⟨
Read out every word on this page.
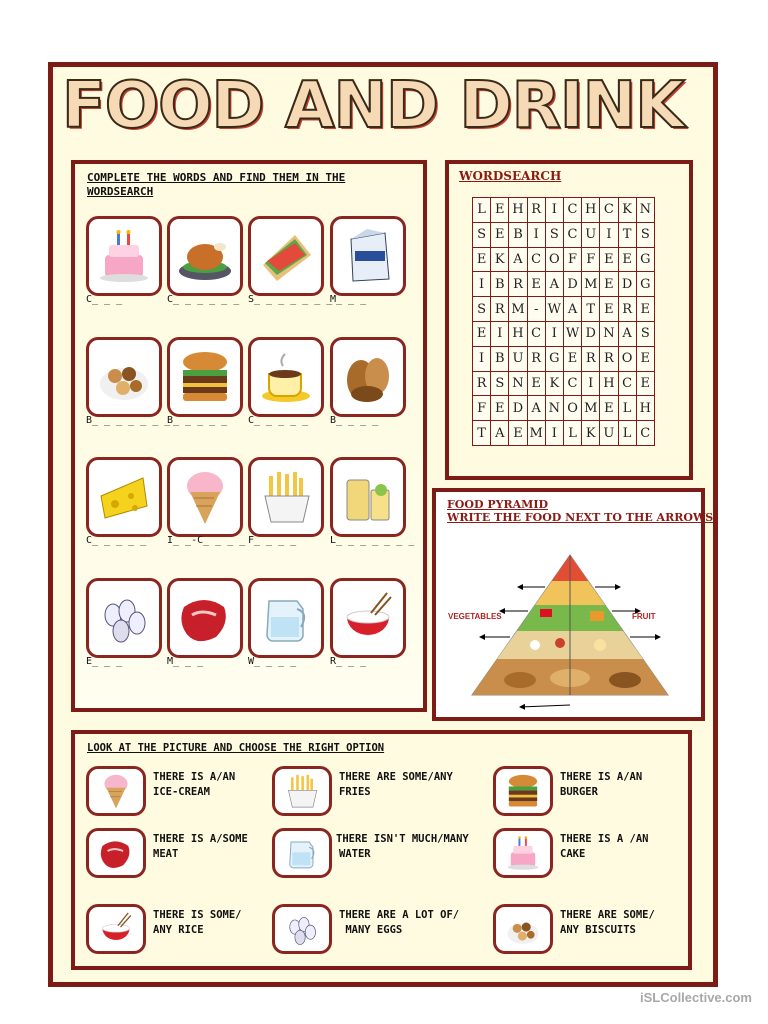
FOOD AND DRINK
COMPLETE THE WORDS AND FIND THEM IN THE
WORDSEARCH
C_ _ _	C_ _ _ _ _ _ S_ _ _ _ _ _ _
M_ _ _
B_ _ _ _ _ _ _
B_ _ _ _ _ C_ _ _ _ _ B_ _ _ _
C_ _ _ _ _ I_ _-C_ _ _ _ F_ _ _ _	L_ _ _ _ _ _ _
E_ _ _	M_ _ _	W_ _ _ _	R_ _ _
WORDSEARCH
L	E	H	R	I	C	H	C	K	N
S	E	B	I	S	C	U	I	T	S
E	K	A	C	O	F	F	E	E	G
I	B	R	E	A	D	M	E	D	G
S	R	M	-	W	A	T	E	R	E
E	I	H	C	I	W	D	N	A	S
I	B	U	R	G	E	R	R	O	E
R	S	N	E	K	C	I	H	C	E
F	E	D	A	N	O	M	E	L	H
T	A	E	M	I	L	K	U	L	C
FOOD PYRAMID
WRITE THE FOOD NEXT TO THE ARROWS
VEGETABLES	FRUIT
LOOK AT THE PICTURE AND CHOOSE THE RIGHT OPTION
THERE IS A/AN
ICE-CREAM
THERE ARE SOME/ANY
FRIES
THERE IS A/AN
BURGER
THERE IS A/SOME
MEAT
THERE ISN'T MUCH/MANY
WATER
THERE IS A /AN
CAKE
THERE IS SOME/
ANY RICE
THERE ARE A LOT OF/
MANY EGGS
THERE ARE SOME/
ANY BISCUITS
iSLCollective.com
⟩
> _Problem details_
Repeat the entries exactly and keep the pictures out of the copy.

> _Full answer_
Read out every word on this page.
FOOD AND DRINK
COMPLETE THE WORDS AND FIND THEM IN THE
WORDSEARCH
C_ _ _	C_ _ _ _ _ _ S_ _ _ _ _ _ _
M_ _ _
B_ _ _ _ _ _ _
B_ _ _ _ _ C_ _ _ _ _ B_ _ _ _
C_ _ _ _ _ I_ _-C_ _ _ _ F_ _ _ _	L_ _ _ _ _ _ _
E_ _ _	M_ _ _	W_ _ _ _	R_ _ _
WORDSEARCH
L	E	H	R	I	C	H	C	K	N
S	E	B	I	S	C	U	I	T	S
E	K	A	C	O	F	F	E	E	G
I	B	R	E	A	D	M	E	D	G
S	R	M	-	W	A	T	E	R	E
E	I	H	C	I	W	D	N	A	S
I	B	U	R	G	E	R	R	O	E
R	S	N	E	K	C	I	H	C	E
F	E	D	A	N	O	M	E	L	H
T	A	E	M	I	L	K	U	L	C
FOOD PYRAMID
WRITE THE FOOD NEXT TO THE ARROWS
VEGETABLES	FRUIT
LOOK AT THE PICTURE AND CHOOSE THE RIGHT OPTION
THERE IS A/AN
ICE-CREAM
THERE ARE SOME/ANY
FRIES
THERE IS A/AN
BURGER
THERE IS A/SOME
MEAT
THERE ISN'T MUCH/MANY
WATER
THERE IS A /AN
CAKE
THERE IS SOME/
ANY RICE
THERE ARE A LOT OF/
MANY EGGS
THERE ARE SOME/
ANY BISCUITS
iSLCollective.com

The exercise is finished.